### Task to complete
Reproduce the listing verbatim.

□ □ □ □

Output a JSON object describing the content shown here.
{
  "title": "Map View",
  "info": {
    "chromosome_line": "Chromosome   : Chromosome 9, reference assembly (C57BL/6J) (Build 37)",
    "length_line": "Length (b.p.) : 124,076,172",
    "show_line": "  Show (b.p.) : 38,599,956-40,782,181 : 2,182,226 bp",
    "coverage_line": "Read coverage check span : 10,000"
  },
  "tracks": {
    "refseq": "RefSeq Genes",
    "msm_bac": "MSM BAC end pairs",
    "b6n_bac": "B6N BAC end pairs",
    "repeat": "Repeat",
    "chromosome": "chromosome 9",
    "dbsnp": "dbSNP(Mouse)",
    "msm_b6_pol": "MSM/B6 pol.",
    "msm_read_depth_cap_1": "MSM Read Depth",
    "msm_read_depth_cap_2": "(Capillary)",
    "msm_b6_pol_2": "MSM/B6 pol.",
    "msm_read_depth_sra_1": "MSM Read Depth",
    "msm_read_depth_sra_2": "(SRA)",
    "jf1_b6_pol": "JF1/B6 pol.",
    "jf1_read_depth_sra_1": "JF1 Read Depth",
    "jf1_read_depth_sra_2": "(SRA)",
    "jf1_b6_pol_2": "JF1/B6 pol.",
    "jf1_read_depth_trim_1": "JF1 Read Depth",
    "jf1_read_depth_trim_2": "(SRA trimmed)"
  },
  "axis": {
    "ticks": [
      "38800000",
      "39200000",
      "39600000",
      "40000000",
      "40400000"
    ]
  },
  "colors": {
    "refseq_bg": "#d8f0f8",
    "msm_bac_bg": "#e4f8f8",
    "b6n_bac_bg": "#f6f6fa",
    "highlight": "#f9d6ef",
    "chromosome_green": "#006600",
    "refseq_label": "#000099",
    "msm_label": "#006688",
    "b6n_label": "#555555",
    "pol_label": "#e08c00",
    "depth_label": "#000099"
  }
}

□ □ □ □

### Output
Output a JSON object describing the content shown here.
{
  "title": "Map View",
  "info": {
    "chromosome_line": "Chromosome   : Chromosome 9, reference assembly (C57BL/6J) (Build 37)",
    "length_line": "Length (b.p.) : 124,076,172",
    "show_line": "  Show (b.p.) : 38,599,956-40,782,181 : 2,182,226 bp",
    "coverage_line": "Read coverage check span : 10,000"
  },
  "tracks": {
    "refseq": "RefSeq Genes",
    "msm_bac": "MSM BAC end pairs",
    "b6n_bac": "B6N BAC end pairs",
    "repeat": "Repeat",
    "chromosome": "chromosome 9",
    "dbsnp": "dbSNP(Mouse)",
    "msm_b6_pol": "MSM/B6 pol.",
    "msm_read_depth_cap_1": "MSM Read Depth",
    "msm_read_depth_cap_2": "(Capillary)",
    "msm_b6_pol_2": "MSM/B6 pol.",
    "msm_read_depth_sra_1": "MSM Read Depth",
    "msm_read_depth_sra_2": "(SRA)",
    "jf1_b6_pol": "JF1/B6 pol.",
    "jf1_read_depth_sra_1": "JF1 Read Depth",
    "jf1_read_depth_sra_2": "(SRA)",
    "jf1_b6_pol_2": "JF1/B6 pol.",
    "jf1_read_depth_trim_1": "JF1 Read Depth",
    "jf1_read_depth_trim_2": "(SRA trimmed)"
  },
  "axis": {
    "ticks": [
      "38800000",
      "39200000",
      "39600000",
      "40000000",
      "40400000"
    ]
  },
  "colors": {
    "refseq_bg": "#d8f0f8",
    "msm_bac_bg": "#e4f8f8",
    "b6n_bac_bg": "#f6f6fa",
    "highlight": "#f9d6ef",
    "chromosome_green": "#006600",
    "refseq_label": "#000099",
    "msm_label": "#006688",
    "b6n_label": "#555555",
    "pol_label": "#e08c00",
    "depth_label": "#000099"
  }
}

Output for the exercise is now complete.